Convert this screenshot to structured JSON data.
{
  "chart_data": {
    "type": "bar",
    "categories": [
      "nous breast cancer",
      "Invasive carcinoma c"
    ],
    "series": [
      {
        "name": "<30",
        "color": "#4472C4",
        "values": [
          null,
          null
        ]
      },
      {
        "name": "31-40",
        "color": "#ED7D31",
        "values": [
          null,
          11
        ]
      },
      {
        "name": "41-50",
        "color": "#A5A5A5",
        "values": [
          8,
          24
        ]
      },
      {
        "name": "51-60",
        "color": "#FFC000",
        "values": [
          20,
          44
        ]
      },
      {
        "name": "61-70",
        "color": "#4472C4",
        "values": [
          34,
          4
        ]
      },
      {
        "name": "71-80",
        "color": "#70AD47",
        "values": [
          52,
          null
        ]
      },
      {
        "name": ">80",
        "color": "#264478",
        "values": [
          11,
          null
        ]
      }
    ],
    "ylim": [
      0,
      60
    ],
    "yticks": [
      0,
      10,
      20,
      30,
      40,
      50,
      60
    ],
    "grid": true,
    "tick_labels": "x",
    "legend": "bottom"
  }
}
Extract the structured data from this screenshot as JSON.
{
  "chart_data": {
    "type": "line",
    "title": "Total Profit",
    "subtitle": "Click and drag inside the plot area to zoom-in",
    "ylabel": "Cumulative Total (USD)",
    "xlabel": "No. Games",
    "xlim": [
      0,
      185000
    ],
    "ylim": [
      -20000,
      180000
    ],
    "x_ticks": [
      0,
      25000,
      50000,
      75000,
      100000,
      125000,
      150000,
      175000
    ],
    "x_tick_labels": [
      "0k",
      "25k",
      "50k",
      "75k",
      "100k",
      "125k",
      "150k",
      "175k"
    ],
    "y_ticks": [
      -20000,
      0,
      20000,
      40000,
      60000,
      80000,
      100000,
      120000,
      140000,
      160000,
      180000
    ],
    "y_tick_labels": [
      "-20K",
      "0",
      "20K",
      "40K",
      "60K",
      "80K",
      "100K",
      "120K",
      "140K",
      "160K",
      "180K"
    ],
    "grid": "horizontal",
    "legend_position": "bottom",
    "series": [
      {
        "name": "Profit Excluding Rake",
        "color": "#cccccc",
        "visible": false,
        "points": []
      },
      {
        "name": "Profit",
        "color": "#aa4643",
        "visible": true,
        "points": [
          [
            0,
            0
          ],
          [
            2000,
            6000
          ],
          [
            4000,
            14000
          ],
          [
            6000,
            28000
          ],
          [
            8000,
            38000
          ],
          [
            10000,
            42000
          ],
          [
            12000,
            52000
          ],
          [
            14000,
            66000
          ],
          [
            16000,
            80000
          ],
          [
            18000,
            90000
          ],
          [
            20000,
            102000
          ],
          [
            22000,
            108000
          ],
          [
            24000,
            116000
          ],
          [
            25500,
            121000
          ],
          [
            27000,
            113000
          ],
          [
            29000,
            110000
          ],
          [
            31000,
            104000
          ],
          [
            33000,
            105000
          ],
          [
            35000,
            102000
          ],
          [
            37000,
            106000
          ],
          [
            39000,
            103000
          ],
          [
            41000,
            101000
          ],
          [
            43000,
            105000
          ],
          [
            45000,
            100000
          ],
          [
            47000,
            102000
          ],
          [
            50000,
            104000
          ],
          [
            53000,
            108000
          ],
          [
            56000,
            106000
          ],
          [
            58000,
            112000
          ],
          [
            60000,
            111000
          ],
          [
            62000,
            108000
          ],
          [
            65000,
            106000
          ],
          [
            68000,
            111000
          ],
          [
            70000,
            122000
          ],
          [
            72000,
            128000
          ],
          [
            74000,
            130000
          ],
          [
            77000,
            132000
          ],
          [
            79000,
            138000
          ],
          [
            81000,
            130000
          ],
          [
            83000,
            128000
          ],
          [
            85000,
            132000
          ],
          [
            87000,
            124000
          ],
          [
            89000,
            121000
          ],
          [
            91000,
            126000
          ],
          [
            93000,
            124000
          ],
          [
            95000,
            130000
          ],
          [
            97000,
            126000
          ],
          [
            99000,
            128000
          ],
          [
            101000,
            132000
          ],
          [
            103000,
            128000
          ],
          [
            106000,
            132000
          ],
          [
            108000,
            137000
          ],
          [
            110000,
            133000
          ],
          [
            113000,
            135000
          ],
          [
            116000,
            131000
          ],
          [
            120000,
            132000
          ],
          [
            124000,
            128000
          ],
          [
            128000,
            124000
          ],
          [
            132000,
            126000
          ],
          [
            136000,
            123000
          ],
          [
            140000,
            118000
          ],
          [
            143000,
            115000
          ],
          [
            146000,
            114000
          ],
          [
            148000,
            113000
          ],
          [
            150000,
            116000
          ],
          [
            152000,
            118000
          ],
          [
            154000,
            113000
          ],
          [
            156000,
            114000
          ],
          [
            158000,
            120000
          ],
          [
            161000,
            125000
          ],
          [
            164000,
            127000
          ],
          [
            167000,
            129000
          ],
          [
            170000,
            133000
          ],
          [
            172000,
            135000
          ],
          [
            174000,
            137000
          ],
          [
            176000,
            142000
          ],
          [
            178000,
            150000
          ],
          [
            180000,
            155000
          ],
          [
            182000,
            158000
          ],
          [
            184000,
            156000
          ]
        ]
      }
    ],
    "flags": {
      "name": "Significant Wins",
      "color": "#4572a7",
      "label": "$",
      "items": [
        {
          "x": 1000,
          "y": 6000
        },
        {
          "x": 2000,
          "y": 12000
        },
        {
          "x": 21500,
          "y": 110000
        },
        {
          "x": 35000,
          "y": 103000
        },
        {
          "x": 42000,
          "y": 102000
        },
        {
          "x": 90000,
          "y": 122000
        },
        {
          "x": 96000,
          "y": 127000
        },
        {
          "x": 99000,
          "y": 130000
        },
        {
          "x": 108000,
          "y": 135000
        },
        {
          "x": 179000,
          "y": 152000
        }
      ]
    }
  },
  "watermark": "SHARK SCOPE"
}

- Exercise aim
Of the lines in the records, how many contain the word "JSON"? Answer with the number and nothing else.

- Solution to this problem
2